Items:
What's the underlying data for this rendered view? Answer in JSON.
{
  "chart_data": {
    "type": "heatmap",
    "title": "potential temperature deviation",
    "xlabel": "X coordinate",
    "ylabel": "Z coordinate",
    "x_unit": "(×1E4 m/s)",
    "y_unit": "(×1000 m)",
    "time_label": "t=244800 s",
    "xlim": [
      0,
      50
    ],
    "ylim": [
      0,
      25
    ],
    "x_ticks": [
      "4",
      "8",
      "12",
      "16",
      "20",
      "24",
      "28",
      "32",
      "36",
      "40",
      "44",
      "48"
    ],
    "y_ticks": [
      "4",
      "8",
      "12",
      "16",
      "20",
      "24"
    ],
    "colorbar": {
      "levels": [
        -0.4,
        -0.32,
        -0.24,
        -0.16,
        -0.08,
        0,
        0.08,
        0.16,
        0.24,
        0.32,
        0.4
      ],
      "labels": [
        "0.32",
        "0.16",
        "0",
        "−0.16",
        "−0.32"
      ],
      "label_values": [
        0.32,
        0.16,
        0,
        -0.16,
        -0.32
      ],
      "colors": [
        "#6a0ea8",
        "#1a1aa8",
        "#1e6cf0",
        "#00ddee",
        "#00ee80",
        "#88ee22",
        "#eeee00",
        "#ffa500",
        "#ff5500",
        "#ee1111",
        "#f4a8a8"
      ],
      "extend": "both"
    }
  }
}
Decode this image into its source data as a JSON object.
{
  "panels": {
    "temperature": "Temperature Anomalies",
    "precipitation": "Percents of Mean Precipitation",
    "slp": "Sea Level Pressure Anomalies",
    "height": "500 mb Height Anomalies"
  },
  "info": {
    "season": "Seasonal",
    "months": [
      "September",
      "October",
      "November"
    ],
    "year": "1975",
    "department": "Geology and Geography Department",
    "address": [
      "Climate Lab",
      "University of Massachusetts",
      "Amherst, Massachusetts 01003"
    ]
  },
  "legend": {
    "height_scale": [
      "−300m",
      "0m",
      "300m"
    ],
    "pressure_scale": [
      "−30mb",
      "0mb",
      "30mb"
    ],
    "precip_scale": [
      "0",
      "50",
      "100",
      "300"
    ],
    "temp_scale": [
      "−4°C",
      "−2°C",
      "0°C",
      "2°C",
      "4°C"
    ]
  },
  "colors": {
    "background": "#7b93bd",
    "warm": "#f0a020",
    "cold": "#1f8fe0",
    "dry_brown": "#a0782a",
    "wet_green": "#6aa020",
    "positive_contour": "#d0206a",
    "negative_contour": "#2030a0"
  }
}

Task prompt: Write out the whole listing exactly.

Final answer:
What's the underlying data for this rendered view? Answer in JSON.
{
  "chart_data": {
    "type": "heatmap",
    "title": "potential temperature deviation",
    "xlabel": "X coordinate",
    "ylabel": "Z coordinate",
    "x_unit": "(×1E4 m/s)",
    "y_unit": "(×1000 m)",
    "time_label": "t=244800 s",
    "xlim": [
      0,
      50
    ],
    "ylim": [
      0,
      25
    ],
    "x_ticks": [
      "4",
      "8",
      "12",
      "16",
      "20",
      "24",
      "28",
      "32",
      "36",
      "40",
      "44",
      "48"
    ],
    "y_ticks": [
      "4",
      "8",
      "12",
      "16",
      "20",
      "24"
    ],
    "colorbar": {
      "levels": [
        -0.4,
        -0.32,
        -0.24,
        -0.16,
        -0.08,
        0,
        0.08,
        0.16,
        0.24,
        0.32,
        0.4
      ],
      "labels": [
        "0.32",
        "0.16",
        "0",
        "−0.16",
        "−0.32"
      ],
      "label_values": [
        0.32,
        0.16,
        0,
        -0.16,
        -0.32
      ],
      "colors": [
        "#6a0ea8",
        "#1a1aa8",
        "#1e6cf0",
        "#00ddee",
        "#00ee80",
        "#88ee22",
        "#eeee00",
        "#ffa500",
        "#ff5500",
        "#ee1111",
        "#f4a8a8"
      ],
      "extend": "both"
    }
  }
}
Decode this image into its source data as a JSON object.
{
  "panels": {
    "temperature": "Temperature Anomalies",
    "precipitation": "Percents of Mean Precipitation",
    "slp": "Sea Level Pressure Anomalies",
    "height": "500 mb Height Anomalies"
  },
  "info": {
    "season": "Seasonal",
    "months": [
      "September",
      "October",
      "November"
    ],
    "year": "1975",
    "department": "Geology and Geography Department",
    "address": [
      "Climate Lab",
      "University of Massachusetts",
      "Amherst, Massachusetts 01003"
    ]
  },
  "legend": {
    "height_scale": [
      "−300m",
      "0m",
      "300m"
    ],
    "pressure_scale": [
      "−30mb",
      "0mb",
      "30mb"
    ],
    "precip_scale": [
      "0",
      "50",
      "100",
      "300"
    ],
    "temp_scale": [
      "−4°C",
      "−2°C",
      "0°C",
      "2°C",
      "4°C"
    ]
  },
  "colors": {
    "background": "#7b93bd",
    "warm": "#f0a020",
    "cold": "#1f8fe0",
    "dry_brown": "#a0782a",
    "wet_green": "#6aa020",
    "positive_contour": "#d0206a",
    "negative_contour": "#2030a0"
  }
}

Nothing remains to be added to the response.